## Exercise aim:
Retype the lines from the one containing "y-tick-label: 1000 (80, 778, 114, 790)" to the one containing "466, 306, 480)", both included, with no changes.

::: Data in this exercise :::

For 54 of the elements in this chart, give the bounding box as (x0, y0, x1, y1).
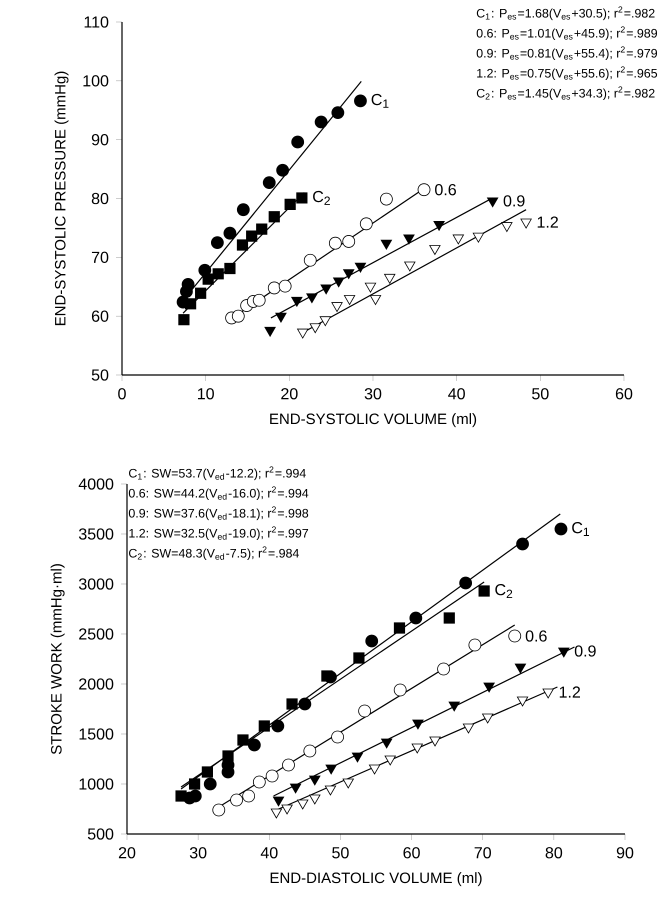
y-tick-label: 1000 (80, 778, 114, 790)
x-tick-label: 20 (118, 847, 136, 858)
y-tick-label: 1500 (80, 728, 114, 740)
x-tick-label: 40 (448, 388, 465, 400)
x-tick-label: 30 (190, 847, 206, 858)
annotation: C$_{2}$: SW=48.3(V$_{ed}$-7.5); r$^{2}$=.984 (129, 546, 299, 560)
text: C$_{1}$: SW=53.7(V$_{ed}$-12.2); r$^{2}$=.994 (129, 466, 306, 480)
series-label: 0.9 (504, 195, 524, 207)
y-tick-label: 100 (83, 75, 108, 86)
y-tick-label: 50 (92, 369, 108, 381)
x-axis-title: END-SYSTOLIC VOLUME (ml) (270, 413, 476, 428)
text: C$_{2}$: P$_{es}$=1.45(V$_{es}$+34.3); r$^{2}$=.982 (476, 86, 655, 100)
series-label: C$_{1}$ (372, 94, 388, 108)
y-axis-title: STROKE WORK (mmHg·ml) (50, 564, 65, 754)
series-label: C$_{2}$ (495, 584, 512, 598)
series-label: 0.9 (574, 645, 596, 657)
y-axis-title: END-SYSTOLIC PRESSURE (mmHg) (54, 72, 68, 326)
series-label: 1.2 (538, 216, 558, 228)
x-tick-label: 80 (546, 847, 562, 858)
x-tick-label: 50 (532, 388, 549, 400)
y-tick-label: 4000 (78, 478, 114, 490)
x-tick-label: 30 (364, 388, 382, 400)
y-tick-label: 2000 (79, 678, 114, 690)
y-tick-label: 500 (88, 828, 114, 840)
x-tick-label: 60 (403, 847, 420, 858)
y-tick-label: 110 (84, 16, 108, 28)
x-tick-label: 70 (474, 847, 491, 858)
annotation: 0.9: SW=37.6(V$_{ed}$-18.1); r$^{2}$=.998 (128, 506, 308, 520)
series-label: C$_{1}$ (572, 522, 590, 536)
y-tick-label: 2500 (79, 628, 114, 640)
series-label: 0.6 (435, 184, 456, 196)
y-tick-label: 3000 (78, 578, 114, 590)
x-tick-label: 50 (332, 847, 349, 858)
annotation: 0.9: P$_{es}$=0.81(V$_{es}$+55.4); r$^{2}$=.979 (476, 46, 658, 60)
x-axis-title: END-DIASTOLIC VOLUME (ml) (270, 872, 482, 886)
series-label: 0.6 (526, 630, 547, 642)
series-label: C$_{2}$ (313, 190, 330, 205)
x-tick-label: 0 (118, 388, 126, 400)
y-tick-label: 70 (92, 252, 108, 263)
x-tick-label: 60 (616, 388, 632, 400)
text: C$_{1}$: P$_{es}$=1.68(V$_{es}$+30.5); r$^{2}$=.982 (476, 6, 655, 20)
y-tick-label: 3500 (78, 528, 114, 540)
x-tick-label: 40 (260, 847, 278, 858)
annotation: 1.2: P$_{es}$=0.75(V$_{es}$+55.6); r$^{2}$=.965 (477, 66, 658, 80)
annotation: 0.6: P$_{es}$=1.01(V$_{es}$+45.9); r$^{2}$=.989 (476, 26, 658, 40)
x-tick-label: 10 (198, 388, 214, 400)
y-tick-label: 90 (92, 134, 108, 146)
series-label: 1.2 (560, 686, 580, 698)
x-tick-label: 20 (281, 388, 298, 400)
x-tick-label: 90 (616, 847, 634, 858)
annotation: 0.6: SW=44.2(V$_{ed}$-16.0); r$^{2}$=.994 (128, 486, 308, 500)
annotation: 1.2: SW=32.5(V$_{ed}$-19.0); r$^{2}$=.997 (129, 526, 308, 540)
y-tick-label: 80 (92, 192, 108, 204)
y-tick-label: 60 (92, 310, 108, 322)
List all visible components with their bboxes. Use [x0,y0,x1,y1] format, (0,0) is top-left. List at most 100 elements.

:::

## Task answer:
y-tick-label: 1000 (80, 778, 114, 790)
x-tick-label: 20 (118, 847, 136, 858)
y-tick-label: 1500 (80, 728, 114, 740)
x-tick-label: 40 (448, 388, 465, 400)
x-tick-label: 30 (190, 847, 206, 858)
annotation: C$_{2}$: SW=48.3(V$_{ed}$-7.5); r$^{2}$=.984 (129, 546, 299, 560)
text: C$_{1}$: SW=53.7(V$_{ed}$-12.2); r$^{2}$=.994 (129, 466, 306, 480)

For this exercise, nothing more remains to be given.